------ DATA SUPPLIED

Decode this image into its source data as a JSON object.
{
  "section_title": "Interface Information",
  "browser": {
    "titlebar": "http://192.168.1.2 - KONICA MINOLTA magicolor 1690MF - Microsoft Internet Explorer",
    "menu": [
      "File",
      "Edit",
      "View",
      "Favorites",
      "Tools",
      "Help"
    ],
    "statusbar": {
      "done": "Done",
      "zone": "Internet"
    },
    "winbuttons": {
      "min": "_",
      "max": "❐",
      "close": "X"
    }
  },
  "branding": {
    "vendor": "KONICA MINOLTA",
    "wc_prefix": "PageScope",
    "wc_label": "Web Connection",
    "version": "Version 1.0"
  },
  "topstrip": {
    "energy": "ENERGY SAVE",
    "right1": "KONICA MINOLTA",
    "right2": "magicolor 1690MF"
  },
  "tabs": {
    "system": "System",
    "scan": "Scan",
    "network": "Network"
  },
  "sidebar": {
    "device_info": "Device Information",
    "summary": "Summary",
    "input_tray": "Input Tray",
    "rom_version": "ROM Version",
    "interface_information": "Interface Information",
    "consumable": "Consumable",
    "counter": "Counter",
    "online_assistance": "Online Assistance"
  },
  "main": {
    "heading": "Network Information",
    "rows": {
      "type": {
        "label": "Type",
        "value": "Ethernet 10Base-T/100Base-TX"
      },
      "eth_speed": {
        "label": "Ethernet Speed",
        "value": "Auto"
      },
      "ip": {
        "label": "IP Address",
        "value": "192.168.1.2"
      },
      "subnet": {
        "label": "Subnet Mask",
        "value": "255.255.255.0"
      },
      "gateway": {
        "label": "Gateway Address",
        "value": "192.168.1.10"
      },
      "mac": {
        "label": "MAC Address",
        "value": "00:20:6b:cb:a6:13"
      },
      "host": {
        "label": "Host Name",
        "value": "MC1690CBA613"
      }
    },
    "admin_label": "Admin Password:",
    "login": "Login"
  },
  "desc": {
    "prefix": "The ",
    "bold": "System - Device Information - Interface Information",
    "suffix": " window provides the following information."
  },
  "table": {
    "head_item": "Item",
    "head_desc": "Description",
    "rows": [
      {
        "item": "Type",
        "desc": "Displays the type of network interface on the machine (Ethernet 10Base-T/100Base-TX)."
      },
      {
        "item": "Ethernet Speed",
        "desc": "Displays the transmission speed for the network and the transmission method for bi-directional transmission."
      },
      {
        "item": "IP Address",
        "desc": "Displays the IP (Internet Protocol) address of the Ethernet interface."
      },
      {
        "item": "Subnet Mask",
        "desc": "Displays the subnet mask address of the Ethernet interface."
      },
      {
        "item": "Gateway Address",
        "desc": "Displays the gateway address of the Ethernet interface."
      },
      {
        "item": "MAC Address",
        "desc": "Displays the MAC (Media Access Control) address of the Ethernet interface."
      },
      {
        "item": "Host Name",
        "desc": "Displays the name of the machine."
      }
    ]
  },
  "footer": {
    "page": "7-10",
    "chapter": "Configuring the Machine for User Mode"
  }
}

------------

**WRITTEN TASK:** From the entries above, extract every line where the word "MINOLTA" appears.

**TASK RESULT:**
    "titlebar": "http://192.168.1.2 - KONICA MINOLTA magicolor 1690MF - Microsoft Internet Explorer",
    "vendor": "KONICA MINOLTA",
    "right1": "KONICA MINOLTA",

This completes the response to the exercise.